> **TASK REQUIREMENTS**: Scan the data that follows and count the lines with the string "JSON"; answer with the count alone.

> **LISTED RECORDS**:

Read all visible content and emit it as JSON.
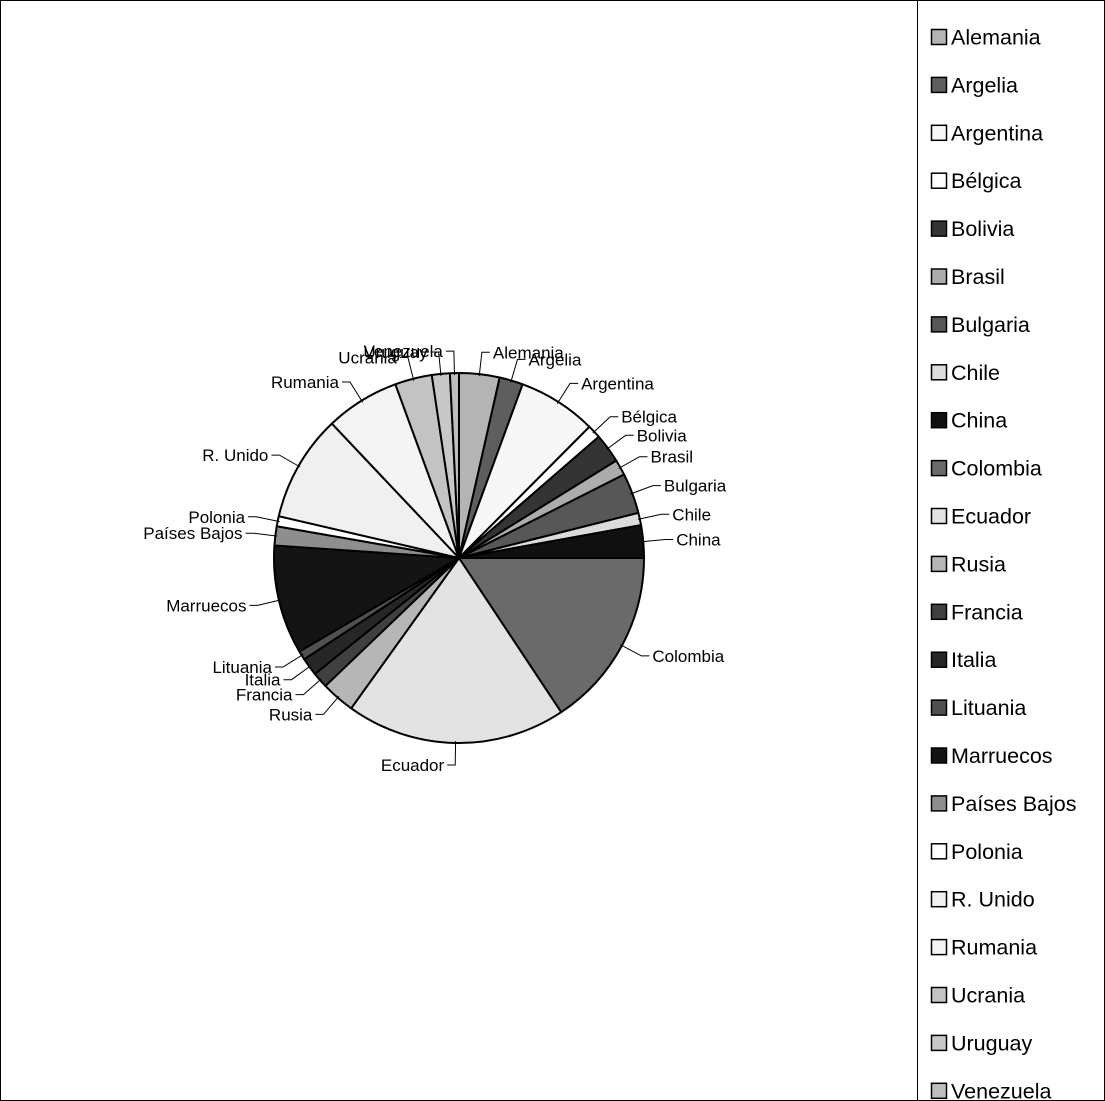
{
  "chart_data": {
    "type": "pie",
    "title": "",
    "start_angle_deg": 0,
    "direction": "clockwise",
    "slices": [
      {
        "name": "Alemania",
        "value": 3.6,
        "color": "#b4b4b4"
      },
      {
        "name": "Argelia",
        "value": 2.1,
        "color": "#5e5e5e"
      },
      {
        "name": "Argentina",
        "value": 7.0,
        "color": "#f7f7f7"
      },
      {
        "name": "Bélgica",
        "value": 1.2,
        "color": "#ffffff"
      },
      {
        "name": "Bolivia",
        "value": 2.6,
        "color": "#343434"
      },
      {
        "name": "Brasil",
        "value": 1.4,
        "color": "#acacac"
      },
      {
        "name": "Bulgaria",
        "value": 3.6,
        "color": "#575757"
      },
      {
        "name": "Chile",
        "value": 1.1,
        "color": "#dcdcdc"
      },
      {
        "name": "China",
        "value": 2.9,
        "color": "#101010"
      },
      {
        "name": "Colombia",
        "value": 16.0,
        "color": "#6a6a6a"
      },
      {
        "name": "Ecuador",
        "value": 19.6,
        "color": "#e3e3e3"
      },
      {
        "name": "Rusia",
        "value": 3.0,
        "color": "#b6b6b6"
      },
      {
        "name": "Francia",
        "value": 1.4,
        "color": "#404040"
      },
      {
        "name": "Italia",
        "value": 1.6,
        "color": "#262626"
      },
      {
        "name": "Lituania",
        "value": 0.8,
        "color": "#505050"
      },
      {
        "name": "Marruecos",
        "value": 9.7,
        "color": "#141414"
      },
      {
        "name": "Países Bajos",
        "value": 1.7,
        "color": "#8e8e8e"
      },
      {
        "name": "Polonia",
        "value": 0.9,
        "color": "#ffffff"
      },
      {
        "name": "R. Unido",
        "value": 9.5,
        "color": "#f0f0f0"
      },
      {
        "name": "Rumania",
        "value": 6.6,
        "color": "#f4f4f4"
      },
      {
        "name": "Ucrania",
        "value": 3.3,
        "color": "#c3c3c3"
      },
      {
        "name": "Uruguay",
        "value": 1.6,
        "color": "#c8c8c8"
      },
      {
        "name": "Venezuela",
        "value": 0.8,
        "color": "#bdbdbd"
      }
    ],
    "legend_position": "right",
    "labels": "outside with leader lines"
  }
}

---

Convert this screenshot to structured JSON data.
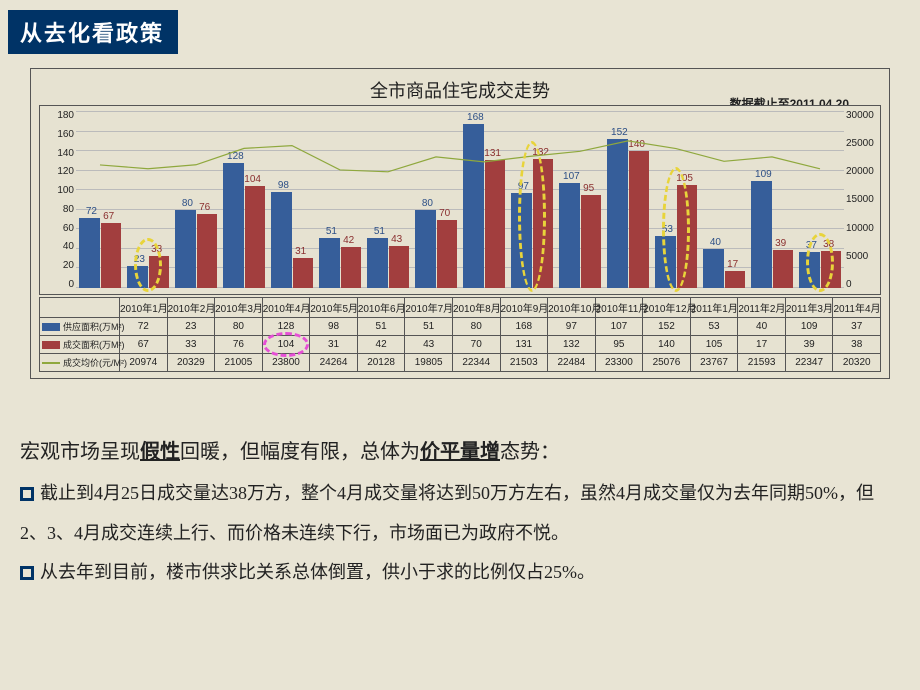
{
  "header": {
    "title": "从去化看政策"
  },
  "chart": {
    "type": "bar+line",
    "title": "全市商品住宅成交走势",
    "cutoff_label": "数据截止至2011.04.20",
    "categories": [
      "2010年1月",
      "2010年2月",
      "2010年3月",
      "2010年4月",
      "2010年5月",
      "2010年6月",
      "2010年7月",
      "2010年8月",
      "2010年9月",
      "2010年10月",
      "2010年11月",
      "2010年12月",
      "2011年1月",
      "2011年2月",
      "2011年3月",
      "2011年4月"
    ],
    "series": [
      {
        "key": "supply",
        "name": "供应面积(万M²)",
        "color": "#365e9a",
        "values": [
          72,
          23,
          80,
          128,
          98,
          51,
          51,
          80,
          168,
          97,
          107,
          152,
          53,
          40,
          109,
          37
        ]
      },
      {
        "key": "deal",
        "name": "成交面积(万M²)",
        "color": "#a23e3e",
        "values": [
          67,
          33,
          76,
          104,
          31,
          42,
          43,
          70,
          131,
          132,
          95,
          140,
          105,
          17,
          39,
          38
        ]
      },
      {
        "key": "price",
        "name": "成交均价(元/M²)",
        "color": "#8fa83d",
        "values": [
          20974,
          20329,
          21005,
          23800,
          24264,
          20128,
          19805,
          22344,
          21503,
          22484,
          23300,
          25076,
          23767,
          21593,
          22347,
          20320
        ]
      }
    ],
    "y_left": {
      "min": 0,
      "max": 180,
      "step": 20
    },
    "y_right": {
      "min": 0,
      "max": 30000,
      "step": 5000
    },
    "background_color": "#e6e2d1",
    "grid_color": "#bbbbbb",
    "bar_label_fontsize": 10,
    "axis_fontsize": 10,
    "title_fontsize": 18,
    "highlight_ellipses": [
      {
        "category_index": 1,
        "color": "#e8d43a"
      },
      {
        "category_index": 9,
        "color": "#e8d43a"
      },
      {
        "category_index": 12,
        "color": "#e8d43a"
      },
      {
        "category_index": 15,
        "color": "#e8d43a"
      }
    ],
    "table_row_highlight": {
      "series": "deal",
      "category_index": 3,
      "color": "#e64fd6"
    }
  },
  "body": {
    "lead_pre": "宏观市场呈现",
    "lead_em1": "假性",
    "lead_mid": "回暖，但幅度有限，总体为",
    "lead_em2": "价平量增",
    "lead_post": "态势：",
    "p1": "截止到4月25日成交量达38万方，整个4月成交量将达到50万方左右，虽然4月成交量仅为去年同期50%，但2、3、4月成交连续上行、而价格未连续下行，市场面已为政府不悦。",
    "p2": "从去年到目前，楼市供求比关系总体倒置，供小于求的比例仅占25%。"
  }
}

> **EXERCISE RESULT**: 2